:: Dataset entries

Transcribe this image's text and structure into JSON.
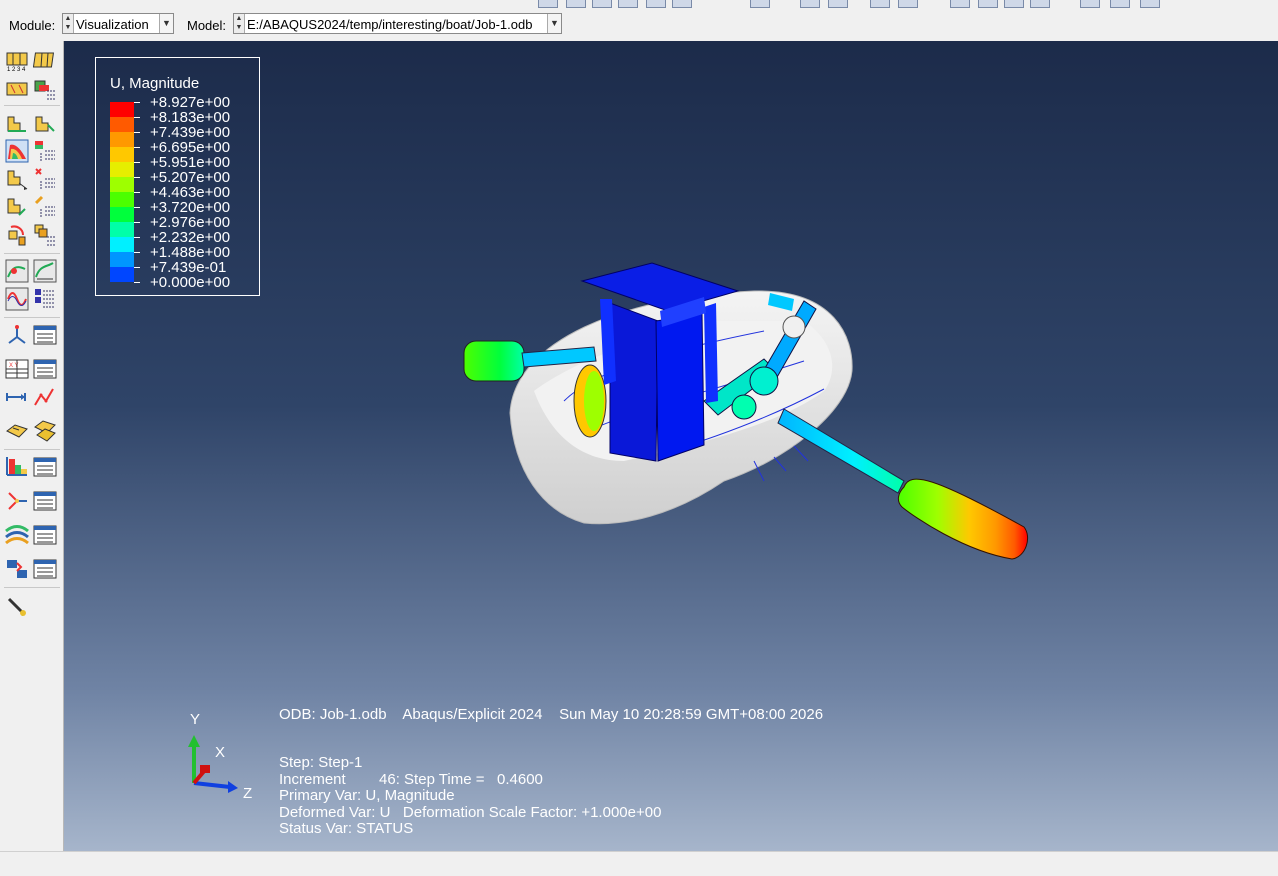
{
  "context_bar": {
    "module_label": "Module:",
    "module_value": "Visualization",
    "model_label": "Model:",
    "model_value": "E:/ABAQUS2024/temp/interesting/boat/Job-1.odb"
  },
  "legend": {
    "title": "U, Magnitude",
    "entries": [
      {
        "label": "+8.927e+00",
        "color": "#ff0000"
      },
      {
        "label": "+8.183e+00",
        "color": "#ff5a00"
      },
      {
        "label": "+7.439e+00",
        "color": "#ff9900"
      },
      {
        "label": "+6.695e+00",
        "color": "#ffc800"
      },
      {
        "label": "+5.951e+00",
        "color": "#e6ee00"
      },
      {
        "label": "+5.207e+00",
        "color": "#9eff00"
      },
      {
        "label": "+4.463e+00",
        "color": "#4cff00"
      },
      {
        "label": "+3.720e+00",
        "color": "#00ff3c"
      },
      {
        "label": "+2.976e+00",
        "color": "#00ffa8"
      },
      {
        "label": "+2.232e+00",
        "color": "#00f0ff"
      },
      {
        "label": "+1.488e+00",
        "color": "#0096ff"
      },
      {
        "label": "+7.439e-01",
        "color": "#0046ff"
      },
      {
        "label": "+0.000e+00",
        "color": "#0000ff"
      }
    ]
  },
  "triad": {
    "y": "Y",
    "x": "X",
    "z": "Z"
  },
  "info_block": {
    "line1": "ODB: Job-1.odb    Abaqus/Explicit 2024    Sun May 10 20:28:59 GMT+08:00 2026",
    "line2": "Step: Step-1",
    "line3": "Increment        46: Step Time =   0.4600",
    "line4": "Primary Var: U, Magnitude",
    "line5": "Deformed Var: U   Deformation Scale Factor: +1.000e+00",
    "line6": "Status Var: STATUS"
  },
  "colors": {
    "viewport_top": "#1c2b4a",
    "viewport_bottom": "#a6b5cb",
    "hull": "#e6e6e6",
    "frame": "#0a1ee6"
  }
}
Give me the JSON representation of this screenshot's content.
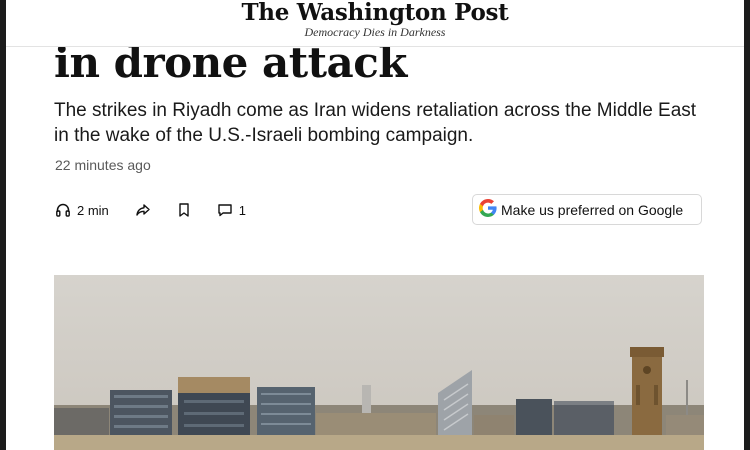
{
  "masthead": {
    "name": "The Washington Post",
    "tagline": "Democracy Dies in Darkness"
  },
  "article": {
    "headline_visible": "in drone attack",
    "dek": "The strikes in Riyadh come as Iran widens retaliation across the Middle East in the wake of the U.S.-Israeli bombing campaign.",
    "timestamp": "22 minutes ago"
  },
  "actions": {
    "listen_label": "2 min",
    "comments_count": "1",
    "icons": [
      "headphones-icon",
      "share-icon",
      "bookmark-icon",
      "comment-icon"
    ]
  },
  "google_button": {
    "label": "Make us preferred on Google",
    "icon": "google-g-icon"
  },
  "photo": {
    "subject": "city-skyline-photo"
  },
  "colors": {
    "frame": "#1c1c1c",
    "text": "#111111",
    "muted": "#5a5a5a",
    "sky": "#d2cec7",
    "google_blue": "#4285F4",
    "google_red": "#EA4335",
    "google_yellow": "#FBBC05",
    "google_green": "#34A853"
  }
}
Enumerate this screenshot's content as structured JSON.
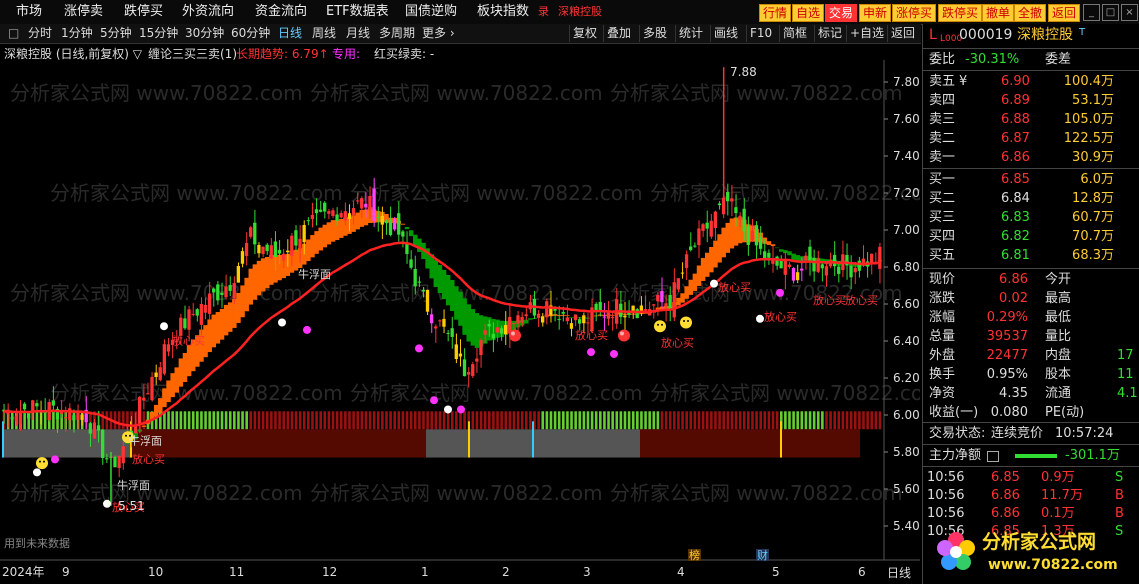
{
  "menu": [
    "市场",
    "涨停卖",
    "跌停买",
    "外资流向",
    "资金流向",
    "ETF数据表",
    "国债逆购",
    "板块指数",
    "录",
    "深粮控股"
  ],
  "toolbar_buttons": [
    "行情",
    "自选",
    "交易",
    "申新",
    "涨停买",
    "跌停买",
    "撤单",
    "全撤",
    "返回"
  ],
  "periods": [
    "分时",
    "1分钟",
    "5分钟",
    "15分钟",
    "30分钟",
    "60分钟",
    "日线",
    "周线",
    "月线",
    "多周期",
    "更多 ›"
  ],
  "tools": [
    "复权",
    "叠加",
    "多股",
    "统计",
    "画线",
    "F10",
    "简框",
    "标记",
    "+自选",
    "返回"
  ],
  "info": {
    "title": "深粮控股 (日线,前复权) ▽",
    "indicator": "缠论三买三卖(1)",
    "long_trend": "长期趋势: 6.79↑",
    "dedicated": "专用:",
    "redbuy": "红买绿卖: -"
  },
  "stock": {
    "prefix": "L",
    "sub": "L000",
    "code": "000019",
    "name": "深粮控股",
    "mark": "T"
  },
  "committee": {
    "ratio_label": "委比",
    "ratio": "-30.31%",
    "diff_label": "委差",
    "diff": ""
  },
  "asks": [
    {
      "label": "卖五",
      "price": "6.90",
      "vol": "100.4万",
      "mark": "¥"
    },
    {
      "label": "卖四",
      "price": "6.89",
      "vol": "53.1万"
    },
    {
      "label": "卖三",
      "price": "6.88",
      "vol": "105.0万"
    },
    {
      "label": "卖二",
      "price": "6.87",
      "vol": "122.5万"
    },
    {
      "label": "卖一",
      "price": "6.86",
      "vol": "30.9万"
    }
  ],
  "bids": [
    {
      "label": "买一",
      "price": "6.85",
      "vol": "6.0万"
    },
    {
      "label": "买二",
      "price": "6.84",
      "vol": "12.8万"
    },
    {
      "label": "买三",
      "price": "6.83",
      "vol": "60.7万"
    },
    {
      "label": "买四",
      "price": "6.82",
      "vol": "70.7万"
    },
    {
      "label": "买五",
      "price": "6.81",
      "vol": "68.3万"
    }
  ],
  "quote": [
    {
      "l1": "现价",
      "v1": "6.86",
      "l2": "今开",
      "v2": ""
    },
    {
      "l1": "涨跌",
      "v1": "0.02",
      "l2": "最高",
      "v2": ""
    },
    {
      "l1": "涨幅",
      "v1": "0.29%",
      "l2": "最低",
      "v2": ""
    },
    {
      "l1": "总量",
      "v1": "39537",
      "l2": "量比",
      "v2": ""
    },
    {
      "l1": "外盘",
      "v1": "22477",
      "l2": "内盘",
      "v2": "17"
    },
    {
      "l1": "换手",
      "v1": "0.95%",
      "l2": "股本",
      "v2": "11"
    },
    {
      "l1": "净资",
      "v1": "4.35",
      "l2": "流通",
      "v2": "4.1"
    },
    {
      "l1": "收益(一)",
      "v1": "0.080",
      "l2": "PE(动)",
      "v2": ""
    }
  ],
  "trade_state": {
    "label": "交易状态:",
    "value": "连续竞价",
    "time": "10:57:24"
  },
  "main_flow": {
    "label": "主力净额",
    "value": "-301.1万"
  },
  "ticks": [
    {
      "time": "10:56",
      "price": "6.85",
      "vol": "0.9万",
      "side": "S"
    },
    {
      "time": "10:56",
      "price": "6.86",
      "vol": "11.7万",
      "side": "B"
    },
    {
      "time": "10:56",
      "price": "6.86",
      "vol": "0.1万",
      "side": "B"
    },
    {
      "time": "10:56",
      "price": "6.85",
      "vol": "1.3万",
      "side": "S"
    }
  ],
  "chart_data": {
    "type": "candlestick",
    "y_ticks": [
      "7.80",
      "7.60",
      "7.40",
      "7.20",
      "7.00",
      "6.80",
      "6.60",
      "6.40",
      "6.20",
      "6.00",
      "5.80",
      "5.60",
      "5.40"
    ],
    "x_labels": [
      "2024年",
      "9",
      "10",
      "11",
      "12",
      "1",
      "2",
      "3",
      "4",
      "5",
      "6"
    ],
    "period_label": "日线",
    "high_label": "7.88",
    "low_label": "5.51",
    "annotations": [
      "牛浮面",
      "放心买",
      "牛浮面",
      "牛浮面",
      "放心买",
      "放心买",
      "放心买",
      "放心买",
      "放心买",
      "放心买",
      "放心买",
      "放心买"
    ],
    "future_note": "用到未来数据",
    "events": [
      "榜",
      "财"
    ],
    "watermark": "分析家公式网 www.70822.com"
  },
  "logo": {
    "text": "分析家公式网",
    "url": "www.70822.com"
  },
  "colors": {
    "up": "#ff3333",
    "down": "#33dd33",
    "accent": "#ffcc33"
  }
}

::::

__Work instructions__
Copy the material shown above in full and exactly. Skip the pictures.

__Complete response__
Transcribe this image's text and structure into JSON.
{
  "context_bar": {
    "module_label": "Module:",
    "module_value": "Visualization",
    "model_label": "Model:",
    "model_value": "E:/ABAQUS2024/temp/interesting/boat/Job-1.odb"
  },
  "legend": {
    "title": "U, Magnitude",
    "entries": [
      {
        "label": "+8.927e+00",
        "color": "#ff0000"
      },
      {
        "label": "+8.183e+00",
        "color": "#ff5a00"
      },
      {
        "label": "+7.439e+00",
        "color": "#ff9900"
      },
      {
        "label": "+6.695e+00",
        "color": "#ffc800"
      },
      {
        "label": "+5.951e+00",
        "color": "#e6ee00"
      },
      {
        "label": "+5.207e+00",
        "color": "#9eff00"
      },
      {
        "label": "+4.463e+00",
        "color": "#4cff00"
      },
      {
        "label": "+3.720e+00",
        "color": "#00ff3c"
      },
      {
        "label": "+2.976e+00",
        "color": "#00ffa8"
      },
      {
        "label": "+2.232e+00",
        "color": "#00f0ff"
      },
      {
        "label": "+1.488e+00",
        "color": "#0096ff"
      },
      {
        "label": "+7.439e-01",
        "color": "#0046ff"
      },
      {
        "label": "+0.000e+00",
        "color": "#0000ff"
      }
    ]
  },
  "triad": {
    "y": "Y",
    "x": "X",
    "z": "Z"
  },
  "info_block": {
    "line1": "ODB: Job-1.odb    Abaqus/Explicit 2024    Sun May 10 20:28:59 GMT+08:00 2026",
    "line2": "Step: Step-1",
    "line3": "Increment        46: Step Time =   0.4600",
    "line4": "Primary Var: U, Magnitude",
    "line5": "Deformed Var: U   Deformation Scale Factor: +1.000e+00",
    "line6": "Status Var: STATUS"
  },
  "colors": {
    "viewport_top": "#1c2b4a",
    "viewport_bottom": "#a6b5cb",
    "hull": "#e6e6e6",
    "frame": "#0a1ee6"
  }
}
Give me the JSON representation of this screenshot's content.
{
  "masthead": {
    "name": "The Washington Post",
    "tagline": "Democracy Dies in Darkness"
  },
  "article": {
    "headline_visible": "in drone attack",
    "dek": "The strikes in Riyadh come as Iran widens retaliation across the Middle East in the wake of the U.S.-Israeli bombing campaign.",
    "timestamp": "22 minutes ago"
  },
  "actions": {
    "listen_label": "2 min",
    "comments_count": "1",
    "icons": [
      "headphones-icon",
      "share-icon",
      "bookmark-icon",
      "comment-icon"
    ]
  },
  "google_button": {
    "label": "Make us preferred on Google",
    "icon": "google-g-icon"
  },
  "photo": {
    "subject": "city-skyline-photo"
  },
  "colors": {
    "frame": "#1c1c1c",
    "text": "#111111",
    "muted": "#5a5a5a",
    "sky": "#d2cec7",
    "google_blue": "#4285F4",
    "google_red": "#EA4335",
    "google_yellow": "#FBBC05",
    "google_green": "#34A853"
  }
}
Enumerate this screenshot's content as structured JSON.
{
  "menu": [
    "市场",
    "涨停卖",
    "跌停买",
    "外资流向",
    "资金流向",
    "ETF数据表",
    "国债逆购",
    "板块指数",
    "录",
    "深粮控股"
  ],
  "toolbar_buttons": [
    "行情",
    "自选",
    "交易",
    "申新",
    "涨停买",
    "跌停买",
    "撤单",
    "全撤",
    "返回"
  ],
  "periods": [
    "分时",
    "1分钟",
    "5分钟",
    "15分钟",
    "30分钟",
    "60分钟",
    "日线",
    "周线",
    "月线",
    "多周期",
    "更多 ›"
  ],
  "tools": [
    "复权",
    "叠加",
    "多股",
    "统计",
    "画线",
    "F10",
    "简框",
    "标记",
    "+自选",
    "返回"
  ],
  "info": {
    "title": "深粮控股 (日线,前复权) ▽",
    "indicator": "缠论三买三卖(1)",
    "long_trend": "长期趋势: 6.79↑",
    "dedicated": "专用:",
    "redbuy": "红买绿卖: -"
  },
  "stock": {
    "prefix": "L",
    "sub": "L000",
    "code": "000019",
    "name": "深粮控股",
    "mark": "T"
  },
  "committee": {
    "ratio_label": "委比",
    "ratio": "-30.31%",
    "diff_label": "委差",
    "diff": ""
  },
  "asks": [
    {
      "label": "卖五",
      "price": "6.90",
      "vol": "100.4万",
      "mark": "¥"
    },
    {
      "label": "卖四",
      "price": "6.89",
      "vol": "53.1万"
    },
    {
      "label": "卖三",
      "price": "6.88",
      "vol": "105.0万"
    },
    {
      "label": "卖二",
      "price": "6.87",
      "vol": "122.5万"
    },
    {
      "label": "卖一",
      "price": "6.86",
      "vol": "30.9万"
    }
  ],
  "bids": [
    {
      "label": "买一",
      "price": "6.85",
      "vol": "6.0万"
    },
    {
      "label": "买二",
      "price": "6.84",
      "vol": "12.8万"
    },
    {
      "label": "买三",
      "price": "6.83",
      "vol": "60.7万"
    },
    {
      "label": "买四",
      "price": "6.82",
      "vol": "70.7万"
    },
    {
      "label": "买五",
      "price": "6.81",
      "vol": "68.3万"
    }
  ],
  "quote": [
    {
      "l1": "现价",
      "v1": "6.86",
      "l2": "今开",
      "v2": ""
    },
    {
      "l1": "涨跌",
      "v1": "0.02",
      "l2": "最高",
      "v2": ""
    },
    {
      "l1": "涨幅",
      "v1": "0.29%",
      "l2": "最低",
      "v2": ""
    },
    {
      "l1": "总量",
      "v1": "39537",
      "l2": "量比",
      "v2": ""
    },
    {
      "l1": "外盘",
      "v1": "22477",
      "l2": "内盘",
      "v2": "17"
    },
    {
      "l1": "换手",
      "v1": "0.95%",
      "l2": "股本",
      "v2": "11"
    },
    {
      "l1": "净资",
      "v1": "4.35",
      "l2": "流通",
      "v2": "4.1"
    },
    {
      "l1": "收益(一)",
      "v1": "0.080",
      "l2": "PE(动)",
      "v2": ""
    }
  ],
  "trade_state": {
    "label": "交易状态:",
    "value": "连续竞价",
    "time": "10:57:24"
  },
  "main_flow": {
    "label": "主力净额",
    "value": "-301.1万"
  },
  "ticks": [
    {
      "time": "10:56",
      "price": "6.85",
      "vol": "0.9万",
      "side": "S"
    },
    {
      "time": "10:56",
      "price": "6.86",
      "vol": "11.7万",
      "side": "B"
    },
    {
      "time": "10:56",
      "price": "6.86",
      "vol": "0.1万",
      "side": "B"
    },
    {
      "time": "10:56",
      "price": "6.85",
      "vol": "1.3万",
      "side": "S"
    }
  ],
  "chart_data": {
    "type": "candlestick",
    "y_ticks": [
      "7.80",
      "7.60",
      "7.40",
      "7.20",
      "7.00",
      "6.80",
      "6.60",
      "6.40",
      "6.20",
      "6.00",
      "5.80",
      "5.60",
      "5.40"
    ],
    "x_labels": [
      "2024年",
      "9",
      "10",
      "11",
      "12",
      "1",
      "2",
      "3",
      "4",
      "5",
      "6"
    ],
    "period_label": "日线",
    "high_label": "7.88",
    "low_label": "5.51",
    "annotations": [
      "牛浮面",
      "放心买",
      "牛浮面",
      "牛浮面",
      "放心买",
      "放心买",
      "放心买",
      "放心买",
      "放心买",
      "放心买",
      "放心买",
      "放心买"
    ],
    "future_note": "用到未来数据",
    "events": [
      "榜",
      "财"
    ],
    "watermark": "分析家公式网 www.70822.com"
  },
  "logo": {
    "text": "分析家公式网",
    "url": "www.70822.com"
  },
  "colors": {
    "up": "#ff3333",
    "down": "#33dd33",
    "accent": "#ffcc33"
  }
}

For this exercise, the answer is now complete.